Aim of the task: Scan the entries below. List each line with "Talhão".

Supplied material:
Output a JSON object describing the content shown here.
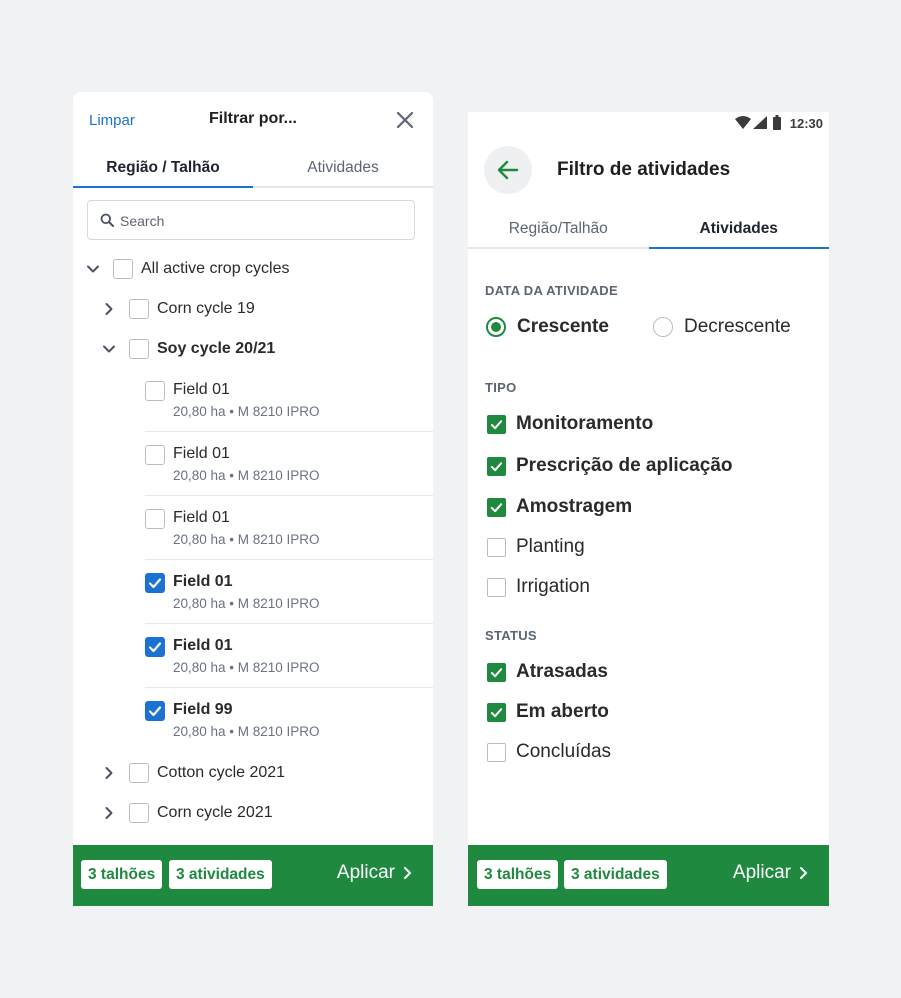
{
  "left": {
    "clear_label": "Limpar",
    "title": "Filtrar por...",
    "tabs": [
      {
        "label": "Região / Talhão",
        "active": true
      },
      {
        "label": "Atividades",
        "active": false
      }
    ],
    "search_placeholder": "Search",
    "tree": {
      "root": {
        "label": "All active crop cycles",
        "checked": false,
        "expanded": true
      },
      "groups": [
        {
          "label": "Corn cycle 19",
          "checked": false,
          "expanded": false
        },
        {
          "label": "Soy cycle 20/21",
          "checked": false,
          "expanded": true
        },
        {
          "label": "Cotton cycle 2021",
          "checked": false,
          "expanded": false
        },
        {
          "label": "Corn cycle 2021",
          "checked": false,
          "expanded": false
        }
      ],
      "fields": [
        {
          "name": "Field 01",
          "detail": "20,80 ha • M 8210 IPRO",
          "checked": false
        },
        {
          "name": "Field 01",
          "detail": "20,80 ha • M 8210 IPRO",
          "checked": false
        },
        {
          "name": "Field 01",
          "detail": "20,80 ha • M 8210 IPRO",
          "checked": false
        },
        {
          "name": "Field 01",
          "detail": "20,80 ha • M 8210 IPRO",
          "checked": true
        },
        {
          "name": "Field 01",
          "detail": "20,80 ha • M 8210 IPRO",
          "checked": true
        },
        {
          "name": "Field 99",
          "detail": "20,80 ha • M 8210 IPRO",
          "checked": true
        }
      ]
    },
    "footer": {
      "chip_fields": "3 talhões",
      "chip_activities": "3 atividades",
      "apply_label": "Aplicar"
    }
  },
  "right": {
    "status_time": "12:30",
    "title": "Filtro de atividades",
    "tabs": [
      {
        "label": "Região/Talhão",
        "active": false
      },
      {
        "label": "Atividades",
        "active": true
      }
    ],
    "date_section": {
      "heading": "DATA DA ATIVIDADE",
      "options": [
        {
          "label": "Crescente",
          "selected": true
        },
        {
          "label": "Decrescente",
          "selected": false
        }
      ]
    },
    "type_section": {
      "heading": "TIPO",
      "items": [
        {
          "label": "Monitoramento",
          "checked": true
        },
        {
          "label": "Prescrição de aplicação",
          "checked": true
        },
        {
          "label": "Amostragem",
          "checked": true
        },
        {
          "label": "Planting",
          "checked": false
        },
        {
          "label": "Irrigation",
          "checked": false
        }
      ]
    },
    "status_section": {
      "heading": "STATUS",
      "items": [
        {
          "label": "Atrasadas",
          "checked": true
        },
        {
          "label": "Em aberto",
          "checked": true
        },
        {
          "label": "Concluídas",
          "checked": false
        }
      ]
    },
    "footer": {
      "chip_fields": "3 talhões",
      "chip_activities": "3 atividades",
      "apply_label": "Aplicar"
    }
  },
  "colors": {
    "blue": "#1a73d1",
    "green": "#1f8a3f"
  }
}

Response to this task:
        "label": "Região / Talhão",
        "label": "Região/Talhão",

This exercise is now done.